(Stored records)
>>
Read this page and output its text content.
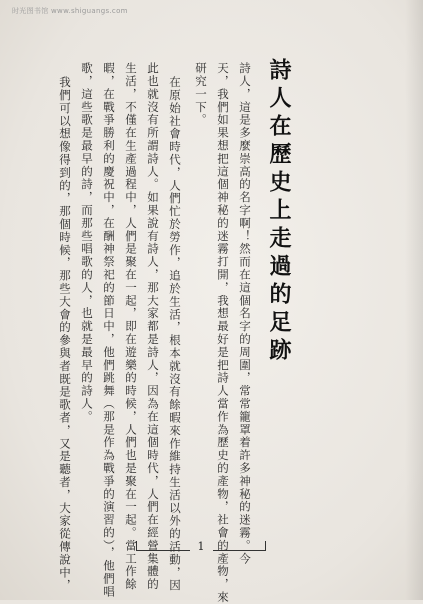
时光图书馆 www.shiguangs.com
詩人在歷史上走過的足跡
詩人，這是多麼崇高的名字啊！然而在這個名字的周圍，常常籠罩着許多神秘的迷霧。今
天，我們如果想把這個神秘的迷霧打開，我想最好是把詩人當作為歷史的產物，社會的產物，來
研究一下。
在原始社會時代，人們忙於勞作，追於生活，根本就沒有餘暇來作維持生活以外的活動，因
此也就沒有所謂詩人。如果說有詩人，那大家都是詩人，因為在這個時代，人們在經營集體的
生活，不僅在生產過程中，人們是聚在一起，即在遊樂的時候，人們也是聚在一起。當工作餘
暇，在戰爭勝利的慶祝中，在酬神祭祀的節日中，他們跳舞（那是作為戰爭的演習的），他們唱
歌，這些歌是最早的詩，而那些唱歌的人，也就是最早的詩人。
我們可以想像得到的，那個時候，那些大會的參與者既是歌者，又是聽者，大家從傳說中，	1
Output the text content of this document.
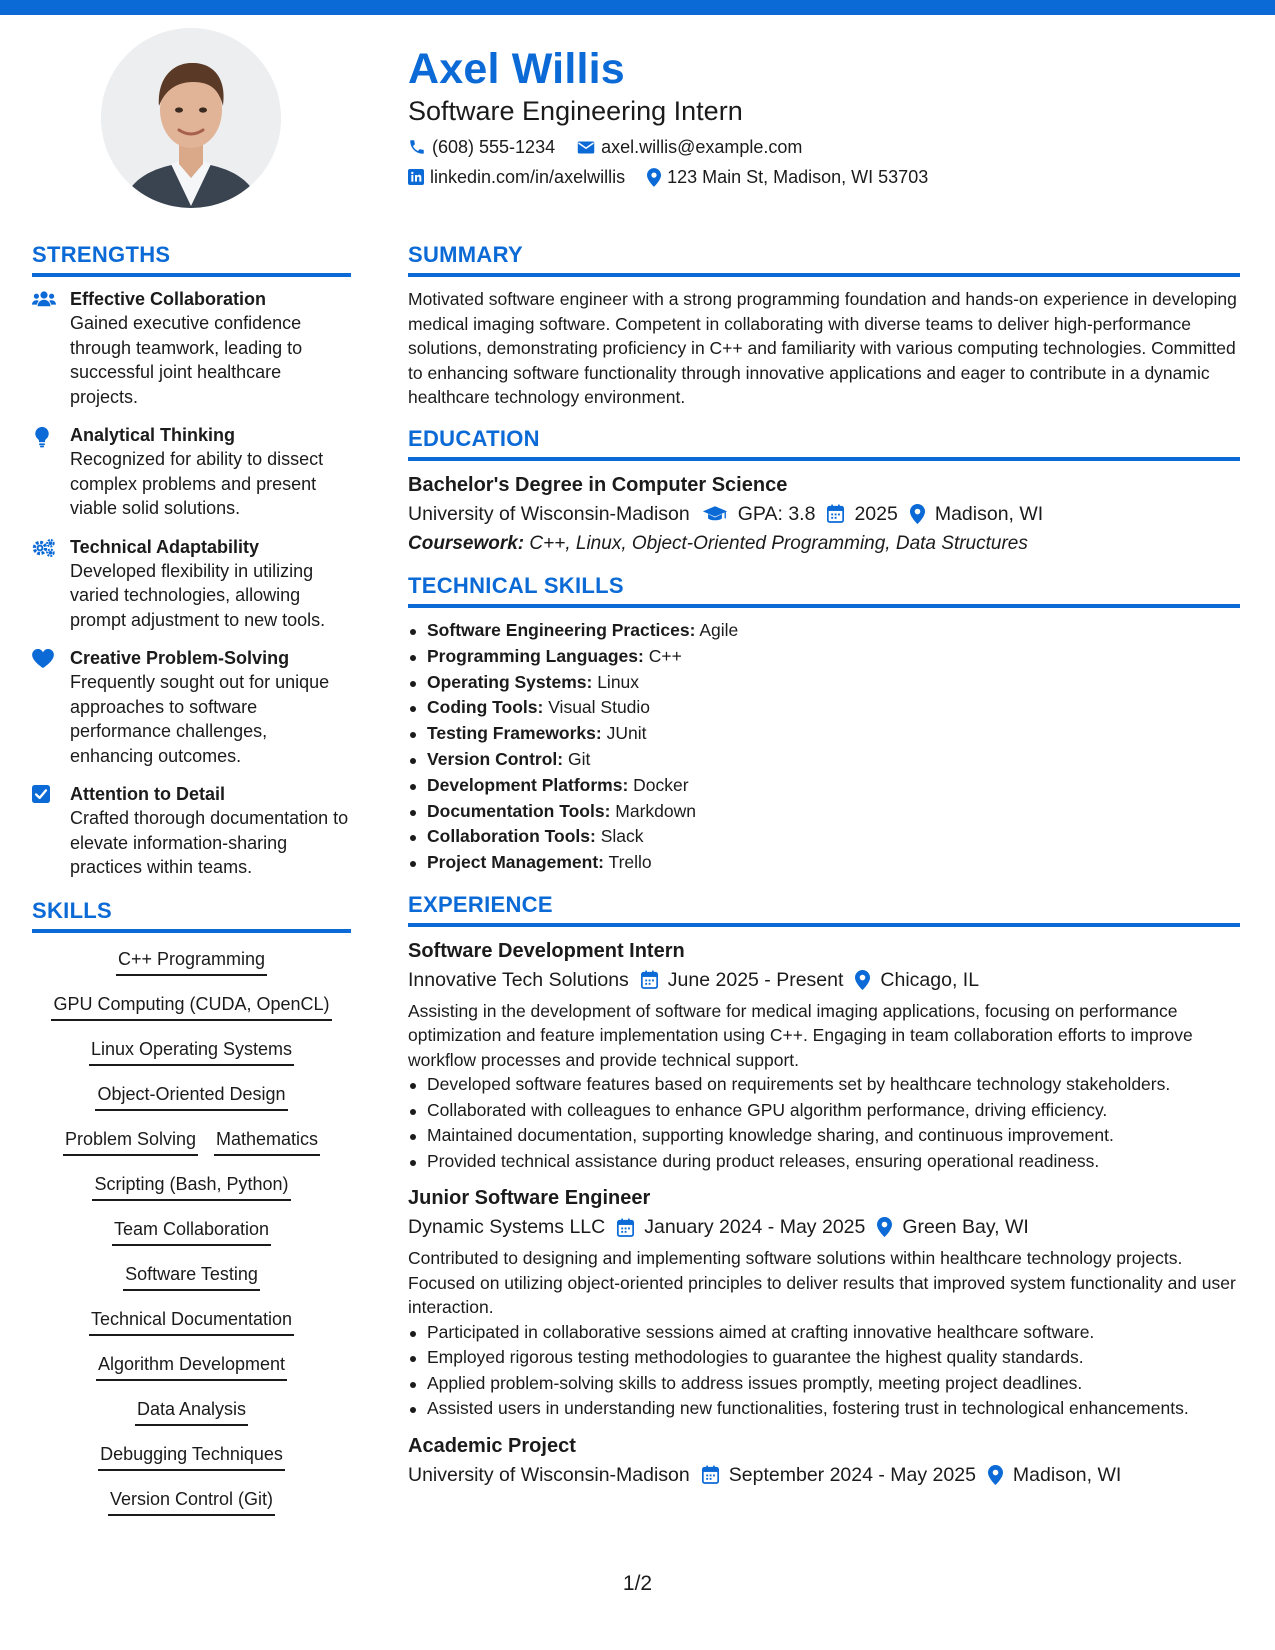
Axel Willis
Software Engineering Intern
(608) 555-1234	axel.willis@example.com
linkedin.com/in/axelwillis 123 Main St, Madison, WI 53703
STRENGTHS
Effective Collaboration
Gained executive confidence through teamwork, leading to successful joint healthcare projects.
Analytical Thinking
Recognized for ability to dissect complex problems and present viable solid solutions.
Technical Adaptability
Developed flexibility in utilizing varied technologies, allowing prompt adjustment to new tools.
Creative Problem-Solving
Frequently sought out for unique approaches to software performance challenges, enhancing outcomes.
Attention to Detail
Crafted thorough documentation to elevate information-sharing practices within teams.
SKILLS
C++ Programming
GPU Computing (CUDA, OpenCL)
Linux Operating Systems
Object-Oriented Design
Problem Solving Mathematics
Scripting (Bash, Python)
Team Collaboration
Software Testing
Technical Documentation
Algorithm Development
Data Analysis
Debugging Techniques
Version Control (Git)
SUMMARY
Motivated software engineer with a strong programming foundation and hands-on experience in developing medical imaging software. Competent in collaborating with diverse teams to deliver high-performance solutions, demonstrating proficiency in C++ and familiarity with various computing technologies. Committed to enhancing software functionality through innovative applications and eager to contribute in a dynamic healthcare technology environment.
EDUCATION
Bachelor's Degree in Computer Science
University of Wisconsin-Madison GPA: 3.8 2025 Madison, WI
Coursework: C++, Linux, Object-Oriented Programming, Data Structures
TECHNICAL SKILLS
Software Engineering Practices: Agile
Programming Languages: C++
Operating Systems: Linux
Coding Tools: Visual Studio
Testing Frameworks: JUnit
Version Control: Git
Development Platforms: Docker
Documentation Tools: Markdown
Collaboration Tools: Slack
Project Management: Trello
EXPERIENCE
Software Development Intern
Innovative Tech Solutions June 2025 - Present Chicago, IL
Assisting in the development of software for medical imaging applications, focusing on performance optimization and feature implementation using C++. Engaging in team collaboration efforts to improve workflow processes and provide technical support.
Developed software features based on requirements set by healthcare technology stakeholders.
Collaborated with colleagues to enhance GPU algorithm performance, driving efficiency.
Maintained documentation, supporting knowledge sharing, and continuous improvement.
Provided technical assistance during product releases, ensuring operational readiness.
Junior Software Engineer
Dynamic Systems LLC January 2024 - May 2025 Green Bay, WI
Contributed to designing and implementing software solutions within healthcare technology projects. Focused on utilizing object-oriented principles to deliver results that improved system functionality and user interaction.
Participated in collaborative sessions aimed at crafting innovative healthcare software.
Employed rigorous testing methodologies to guarantee the highest quality standards.
Applied problem-solving skills to address issues promptly, meeting project deadlines.
Assisted users in understanding new functionalities, fostering trust in technological enhancements.
Academic Project
University of Wisconsin-Madison September 2024 - May 2025 Madison, WI
1/2
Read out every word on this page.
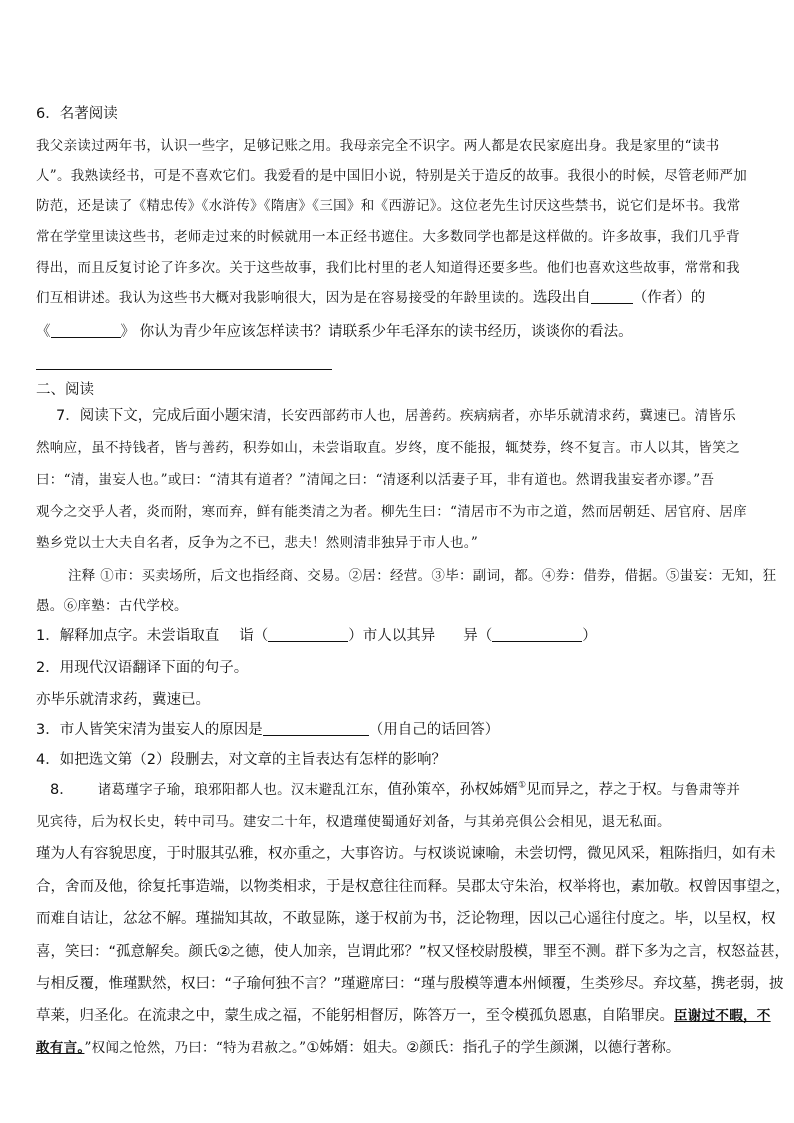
6．名著阅读
我父亲读过两年书，认识一些字，足够记账之用。我母亲完全不识字。两人都是农民家庭出身。我是家里的“读书
人”。我熟读经书，可是不喜欢它们。我爱看的是中国旧小说，特别是关于造反的故事。我很小的时候，尽管老师严加
防范，还是读了《精忠传》《水浒传》《隋唐》《三国》和《西游记》。这位老先生讨厌这些禁书，说它们是坏书。我常
常在学堂里读这些书，老师走过来的时候就用一本正经书遮住。大多数同学也都是这样做的。许多故事，我们几乎背
得出，而且反复讨论了许多次。关于这些故事，我们比村里的老人知道得还要多些。他们也喜欢这些故事，常常和我
们互相讲述。我认为这些书大概对我影响很大，因为是在容易接受的年龄里读的。选段出自	（作者）的
《	》 你认为青少年应该怎样读书？请联系少年毛泽东的读书经历，谈谈你的看法。
二、阅读
7．阅读下文，完成后面小题宋清，长安西部药市人也，居善药。疾病病者，亦毕乐就清求药，冀速已。清皆乐
然响应，虽不持钱者，皆与善药，积券如山，未尝诣取直。岁终，度不能报，辄焚券，终不复言。市人以其，皆笑之
曰：“清，蚩妄人也。”或曰：“清其有道者？”清闻之曰：“清逐利以活妻子耳，非有道也。然谓我蚩妄者亦谬。”吾
观今之交乎人者，炎而附，寒而弃，鲜有能类清之为者。柳先生曰：“清居市不为市之道，然而居朝廷、居官府、居庠
塾乡党以士大夫自名者，反争为之不已，悲夫！然则清非独异于市人也。”
注释 ①市：买卖场所，后文也指经商、交易。②居：经营。③毕：副词，都。④券：借券，借据。⑤蚩妄：无知，狂
愚。⑥庠塾：古代学校。
1．解释加点字。未尝诣取直 诣（	）市人以其异 异（	）
2．用现代汉语翻译下面的句子。
亦毕乐就清求药，冀速已。
3．市人皆笑宋清为蚩妄人的原因是	（用自己的话回答）
4．如把选文第（2）段删去，对文章的主旨表达有怎样的影响？
8． 诸葛瑾字子瑜，琅邪阳都人也。汉末避乱江东，值孙策卒，孙权姊婿①见而异之，荐之于权。与鲁肃等并
见宾待，后为权长史，转中司马。建安二十年，权遣瑾使蜀通好刘备，与其弟亮俱公会相见，退无私面。
瑾为人有容貌思度，于时服其弘雅，权亦重之，大事咨访。与权谈说谏喻，未尝切愕，微见风采，粗陈指归，如有未
合，舍而及他，徐复托事造端，以物类相求，于是权意往往而释。吴郡太守朱治，权举将也，素加敬。权曾因事望之，
而难自诘让，忿忿不解。瑾揣知其故，不敢显陈，遂于权前为书，泛论物理，因以己心遥往付度之。毕，以呈权，权
喜，笑曰：“孤意解矣。颜氏②之德，使人加亲，岂谓此邪？”权又怪校尉殷模，罪至不测。群下多为之言，权怒益甚，
与相反覆，惟瑾默然，权曰：“子瑜何独不言？”瑾避席曰：“瑾与殷模等遭本州倾覆，生类殄尽。弃坟墓，携老弱，披
草莱，归圣化。在流隶之中，蒙生成之福，不能躬相督厉，陈答万一，至令模孤负恩惠，自陷罪戾。臣谢过不暇，不
敢有言。”权闻之怆然，乃曰：“特为君赦之。”①姊婿：姐夫。②颜氏：指孔子的学生颜渊，以德行著称。
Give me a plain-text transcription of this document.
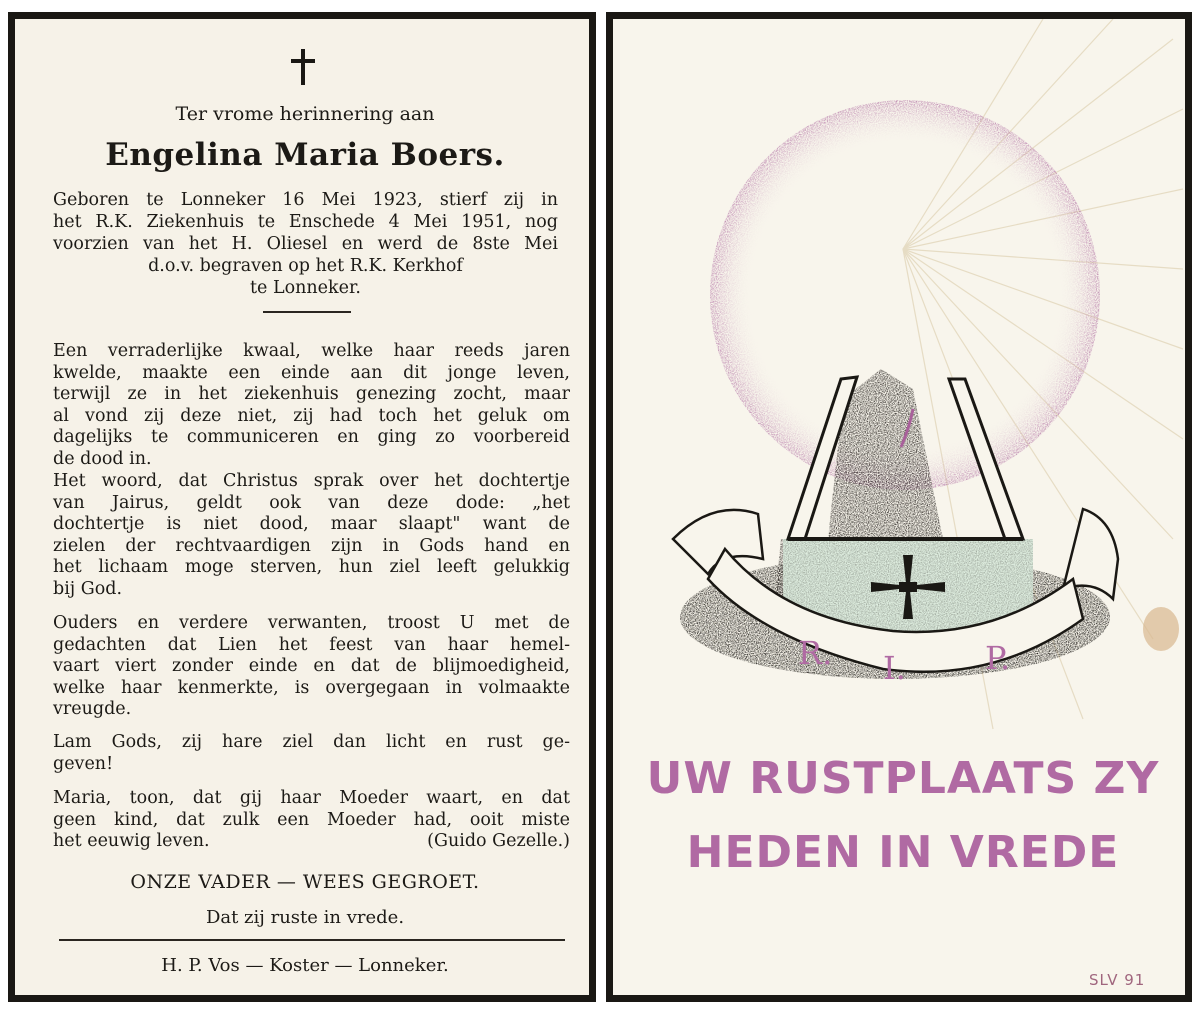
Ter vrome herinnering aan
Engelina Maria Boers.
Geboren te Lonneker 16 Mei 1923, stierf zij in
het R.K. Ziekenhuis te Enschede 4 Mei 1951, nog
voorzien van het H. Oliesel en werd de 8ste Mei
d.o.v. begraven op het R.K. Kerkhof
te Lonneker.
Een verraderlijke kwaal, welke haar reeds jaren
kwelde, maakte een einde aan dit jonge leven,
terwijl ze in het ziekenhuis genezing zocht, maar
al vond zij deze niet, zij had toch het geluk om
dagelijks te communiceren en ging zo voorbereid
de dood in.
Het woord, dat Christus sprak over het dochtertje
van Jairus, geldt ook van deze dode: „het
dochtertje is niet dood, maar slaapt" want de
zielen der rechtvaardigen zijn in Gods hand en
het lichaam moge sterven, hun ziel leeft gelukkig
bij God.
Ouders en verdere verwanten, troost U met de
gedachten dat Lien het feest van haar hemel-
vaart viert zonder einde en dat de blijmoedigheid,
welke haar kenmerkte, is overgegaan in volmaakte
vreugde.
Lam Gods, zij hare ziel dan licht en rust ge-
geven!
Maria, toon, dat gij haar Moeder waart, en dat
geen kind, dat zulk een Moeder had, ooit miste
het eeuwig leven.	(Guido Gezelle.)
ONZE VADER — WEES GEGROET.
Dat zij ruste in vrede.
H. P. Vos — Koster — Lonneker.
R. I. P.
UW RUSTPLAATS ZY
HEDEN IN VREDE
SLV 91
<<
→ **Problem**:
Identify all lines where the word "Operating" shows up. Copy them.

→ **Complete answer**:
Linux Operating Systems
Operating Systems: Linux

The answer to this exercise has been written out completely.